▶ [Work to complete]:
Output an exact reproduction of the data.

▶ [Extracted information]:
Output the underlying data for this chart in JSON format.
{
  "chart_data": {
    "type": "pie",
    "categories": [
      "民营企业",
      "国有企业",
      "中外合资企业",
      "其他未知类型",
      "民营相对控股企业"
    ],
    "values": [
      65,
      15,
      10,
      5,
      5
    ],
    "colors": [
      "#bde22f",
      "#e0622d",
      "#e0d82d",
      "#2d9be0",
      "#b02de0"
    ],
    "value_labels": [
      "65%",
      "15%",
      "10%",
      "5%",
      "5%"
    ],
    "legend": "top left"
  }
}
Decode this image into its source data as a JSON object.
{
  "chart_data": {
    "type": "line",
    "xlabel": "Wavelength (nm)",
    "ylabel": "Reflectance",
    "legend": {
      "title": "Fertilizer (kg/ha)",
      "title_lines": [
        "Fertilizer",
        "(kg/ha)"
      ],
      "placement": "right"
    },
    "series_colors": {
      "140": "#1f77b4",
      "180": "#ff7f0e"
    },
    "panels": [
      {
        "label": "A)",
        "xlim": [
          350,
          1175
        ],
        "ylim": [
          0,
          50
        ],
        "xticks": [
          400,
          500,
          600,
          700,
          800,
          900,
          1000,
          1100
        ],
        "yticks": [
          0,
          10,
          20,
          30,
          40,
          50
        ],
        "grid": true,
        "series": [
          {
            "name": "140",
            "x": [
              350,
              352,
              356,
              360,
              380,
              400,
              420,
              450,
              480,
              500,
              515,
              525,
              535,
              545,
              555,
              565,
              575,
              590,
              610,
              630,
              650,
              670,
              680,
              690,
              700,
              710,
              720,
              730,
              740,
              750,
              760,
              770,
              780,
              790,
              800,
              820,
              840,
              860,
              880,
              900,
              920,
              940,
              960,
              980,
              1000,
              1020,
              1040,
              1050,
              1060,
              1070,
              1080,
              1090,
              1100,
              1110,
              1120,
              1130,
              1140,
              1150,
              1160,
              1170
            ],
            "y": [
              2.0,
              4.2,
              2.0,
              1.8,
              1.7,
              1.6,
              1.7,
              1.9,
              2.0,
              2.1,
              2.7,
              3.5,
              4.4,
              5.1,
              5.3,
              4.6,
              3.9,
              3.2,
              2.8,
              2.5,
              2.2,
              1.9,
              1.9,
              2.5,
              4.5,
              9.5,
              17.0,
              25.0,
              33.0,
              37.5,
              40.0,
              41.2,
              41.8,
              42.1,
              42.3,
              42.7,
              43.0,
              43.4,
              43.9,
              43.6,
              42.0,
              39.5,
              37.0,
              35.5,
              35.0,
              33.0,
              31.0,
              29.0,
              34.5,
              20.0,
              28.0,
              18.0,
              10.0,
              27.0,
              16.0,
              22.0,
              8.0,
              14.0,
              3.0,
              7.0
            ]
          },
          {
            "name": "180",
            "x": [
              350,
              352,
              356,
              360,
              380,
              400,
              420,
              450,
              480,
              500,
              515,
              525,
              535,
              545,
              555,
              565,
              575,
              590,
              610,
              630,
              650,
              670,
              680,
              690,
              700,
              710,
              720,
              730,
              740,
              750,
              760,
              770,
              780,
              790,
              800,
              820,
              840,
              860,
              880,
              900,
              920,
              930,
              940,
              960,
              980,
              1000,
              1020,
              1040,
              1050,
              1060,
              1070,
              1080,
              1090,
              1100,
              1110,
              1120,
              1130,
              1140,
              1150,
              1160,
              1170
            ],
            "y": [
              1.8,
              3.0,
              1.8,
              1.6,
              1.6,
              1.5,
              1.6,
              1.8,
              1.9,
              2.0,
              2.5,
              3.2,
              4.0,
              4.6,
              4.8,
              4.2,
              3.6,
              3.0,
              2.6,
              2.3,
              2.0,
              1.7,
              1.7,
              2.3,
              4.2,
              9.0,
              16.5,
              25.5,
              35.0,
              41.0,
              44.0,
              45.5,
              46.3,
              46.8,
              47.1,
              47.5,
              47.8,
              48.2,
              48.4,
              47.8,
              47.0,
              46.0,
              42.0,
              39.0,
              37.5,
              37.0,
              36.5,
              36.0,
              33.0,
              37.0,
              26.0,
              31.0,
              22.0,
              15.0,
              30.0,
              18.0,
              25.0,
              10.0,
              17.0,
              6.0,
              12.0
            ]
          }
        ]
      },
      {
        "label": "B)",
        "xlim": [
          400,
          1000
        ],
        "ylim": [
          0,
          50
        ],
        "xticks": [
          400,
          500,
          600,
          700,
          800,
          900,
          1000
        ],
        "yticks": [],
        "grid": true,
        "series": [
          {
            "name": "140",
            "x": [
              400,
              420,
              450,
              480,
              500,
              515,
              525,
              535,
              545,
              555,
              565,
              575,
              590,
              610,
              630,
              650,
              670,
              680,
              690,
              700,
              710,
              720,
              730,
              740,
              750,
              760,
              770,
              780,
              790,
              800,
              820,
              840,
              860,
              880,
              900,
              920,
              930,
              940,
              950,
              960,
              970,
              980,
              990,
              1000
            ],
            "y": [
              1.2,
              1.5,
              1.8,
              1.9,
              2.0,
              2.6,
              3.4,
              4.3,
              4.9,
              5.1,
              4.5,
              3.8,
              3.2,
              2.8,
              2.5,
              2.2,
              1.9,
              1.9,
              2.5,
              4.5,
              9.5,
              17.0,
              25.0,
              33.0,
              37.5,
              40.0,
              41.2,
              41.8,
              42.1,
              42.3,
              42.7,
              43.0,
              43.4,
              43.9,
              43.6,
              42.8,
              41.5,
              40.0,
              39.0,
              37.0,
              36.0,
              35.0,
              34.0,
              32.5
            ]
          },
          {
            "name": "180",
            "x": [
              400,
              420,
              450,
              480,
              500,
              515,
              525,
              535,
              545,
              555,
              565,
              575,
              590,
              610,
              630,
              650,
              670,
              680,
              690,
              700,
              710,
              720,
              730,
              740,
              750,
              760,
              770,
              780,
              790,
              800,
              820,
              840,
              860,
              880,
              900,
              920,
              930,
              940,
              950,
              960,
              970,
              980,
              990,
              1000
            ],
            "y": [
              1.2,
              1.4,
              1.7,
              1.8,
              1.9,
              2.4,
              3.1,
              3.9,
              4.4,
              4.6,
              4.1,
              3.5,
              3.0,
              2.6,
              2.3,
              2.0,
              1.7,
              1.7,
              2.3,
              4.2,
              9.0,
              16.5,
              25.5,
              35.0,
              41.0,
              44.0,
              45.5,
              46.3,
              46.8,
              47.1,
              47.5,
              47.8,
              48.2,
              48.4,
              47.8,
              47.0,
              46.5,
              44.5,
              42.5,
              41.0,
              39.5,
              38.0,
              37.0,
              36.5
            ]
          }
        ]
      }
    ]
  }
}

▶ [Result of this exercise]:
Output the underlying data for this chart in JSON format.
{
  "chart_data": {
    "type": "pie",
    "categories": [
      "民营企业",
      "国有企业",
      "中外合资企业",
      "其他未知类型",
      "民营相对控股企业"
    ],
    "values": [
      65,
      15,
      10,
      5,
      5
    ],
    "colors": [
      "#bde22f",
      "#e0622d",
      "#e0d82d",
      "#2d9be0",
      "#b02de0"
    ],
    "value_labels": [
      "65%",
      "15%",
      "10%",
      "5%",
      "5%"
    ],
    "legend": "top left"
  }
}
Decode this image into its source data as a JSON object.
{
  "chart_data": {
    "type": "line",
    "xlabel": "Wavelength (nm)",
    "ylabel": "Reflectance",
    "legend": {
      "title": "Fertilizer (kg/ha)",
      "title_lines": [
        "Fertilizer",
        "(kg/ha)"
      ],
      "placement": "right"
    },
    "series_colors": {
      "140": "#1f77b4",
      "180": "#ff7f0e"
    },
    "panels": [
      {
        "label": "A)",
        "xlim": [
          350,
          1175
        ],
        "ylim": [
          0,
          50
        ],
        "xticks": [
          400,
          500,
          600,
          700,
          800,
          900,
          1000,
          1100
        ],
        "yticks": [
          0,
          10,
          20,
          30,
          40,
          50
        ],
        "grid": true,
        "series": [
          {
            "name": "140",
            "x": [
              350,
              352,
              356,
              360,
              380,
              400,
              420,
              450,
              480,
              500,
              515,
              525,
              535,
              545,
              555,
              565,
              575,
              590,
              610,
              630,
              650,
              670,
              680,
              690,
              700,
              710,
              720,
              730,
              740,
              750,
              760,
              770,
              780,
              790,
              800,
              820,
              840,
              860,
              880,
              900,
              920,
              940,
              960,
              980,
              1000,
              1020,
              1040,
              1050,
              1060,
              1070,
              1080,
              1090,
              1100,
              1110,
              1120,
              1130,
              1140,
              1150,
              1160,
              1170
            ],
            "y": [
              2.0,
              4.2,
              2.0,
              1.8,
              1.7,
              1.6,
              1.7,
              1.9,
              2.0,
              2.1,
              2.7,
              3.5,
              4.4,
              5.1,
              5.3,
              4.6,
              3.9,
              3.2,
              2.8,
              2.5,
              2.2,
              1.9,
              1.9,
              2.5,
              4.5,
              9.5,
              17.0,
              25.0,
              33.0,
              37.5,
              40.0,
              41.2,
              41.8,
              42.1,
              42.3,
              42.7,
              43.0,
              43.4,
              43.9,
              43.6,
              42.0,
              39.5,
              37.0,
              35.5,
              35.0,
              33.0,
              31.0,
              29.0,
              34.5,
              20.0,
              28.0,
              18.0,
              10.0,
              27.0,
              16.0,
              22.0,
              8.0,
              14.0,
              3.0,
              7.0
            ]
          },
          {
            "name": "180",
            "x": [
              350,
              352,
              356,
              360,
              380,
              400,
              420,
              450,
              480,
              500,
              515,
              525,
              535,
              545,
              555,
              565,
              575,
              590,
              610,
              630,
              650,
              670,
              680,
              690,
              700,
              710,
              720,
              730,
              740,
              750,
              760,
              770,
              780,
              790,
              800,
              820,
              840,
              860,
              880,
              900,
              920,
              930,
              940,
              960,
              980,
              1000,
              1020,
              1040,
              1050,
              1060,
              1070,
              1080,
              1090,
              1100,
              1110,
              1120,
              1130,
              1140,
              1150,
              1160,
              1170
            ],
            "y": [
              1.8,
              3.0,
              1.8,
              1.6,
              1.6,
              1.5,
              1.6,
              1.8,
              1.9,
              2.0,
              2.5,
              3.2,
              4.0,
              4.6,
              4.8,
              4.2,
              3.6,
              3.0,
              2.6,
              2.3,
              2.0,
              1.7,
              1.7,
              2.3,
              4.2,
              9.0,
              16.5,
              25.5,
              35.0,
              41.0,
              44.0,
              45.5,
              46.3,
              46.8,
              47.1,
              47.5,
              47.8,
              48.2,
              48.4,
              47.8,
              47.0,
              46.0,
              42.0,
              39.0,
              37.5,
              37.0,
              36.5,
              36.0,
              33.0,
              37.0,
              26.0,
              31.0,
              22.0,
              15.0,
              30.0,
              18.0,
              25.0,
              10.0,
              17.0,
              6.0,
              12.0
            ]
          }
        ]
      },
      {
        "label": "B)",
        "xlim": [
          400,
          1000
        ],
        "ylim": [
          0,
          50
        ],
        "xticks": [
          400,
          500,
          600,
          700,
          800,
          900,
          1000
        ],
        "yticks": [],
        "grid": true,
        "series": [
          {
            "name": "140",
            "x": [
              400,
              420,
              450,
              480,
              500,
              515,
              525,
              535,
              545,
              555,
              565,
              575,
              590,
              610,
              630,
              650,
              670,
              680,
              690,
              700,
              710,
              720,
              730,
              740,
              750,
              760,
              770,
              780,
              790,
              800,
              820,
              840,
              860,
              880,
              900,
              920,
              930,
              940,
              950,
              960,
              970,
              980,
              990,
              1000
            ],
            "y": [
              1.2,
              1.5,
              1.8,
              1.9,
              2.0,
              2.6,
              3.4,
              4.3,
              4.9,
              5.1,
              4.5,
              3.8,
              3.2,
              2.8,
              2.5,
              2.2,
              1.9,
              1.9,
              2.5,
              4.5,
              9.5,
              17.0,
              25.0,
              33.0,
              37.5,
              40.0,
              41.2,
              41.8,
              42.1,
              42.3,
              42.7,
              43.0,
              43.4,
              43.9,
              43.6,
              42.8,
              41.5,
              40.0,
              39.0,
              37.0,
              36.0,
              35.0,
              34.0,
              32.5
            ]
          },
          {
            "name": "180",
            "x": [
              400,
              420,
              450,
              480,
              500,
              515,
              525,
              535,
              545,
              555,
              565,
              575,
              590,
              610,
              630,
              650,
              670,
              680,
              690,
              700,
              710,
              720,
              730,
              740,
              750,
              760,
              770,
              780,
              790,
              800,
              820,
              840,
              860,
              880,
              900,
              920,
              930,
              940,
              950,
              960,
              970,
              980,
              990,
              1000
            ],
            "y": [
              1.2,
              1.4,
              1.7,
              1.8,
              1.9,
              2.4,
              3.1,
              3.9,
              4.4,
              4.6,
              4.1,
              3.5,
              3.0,
              2.6,
              2.3,
              2.0,
              1.7,
              1.7,
              2.3,
              4.2,
              9.0,
              16.5,
              25.5,
              35.0,
              41.0,
              44.0,
              45.5,
              46.3,
              46.8,
              47.1,
              47.5,
              47.8,
              48.2,
              48.4,
              47.8,
              47.0,
              46.5,
              44.5,
              42.5,
              41.0,
              39.5,
              38.0,
              37.0,
              36.5
            ]
          }
        ]
      }
    ]
  }
}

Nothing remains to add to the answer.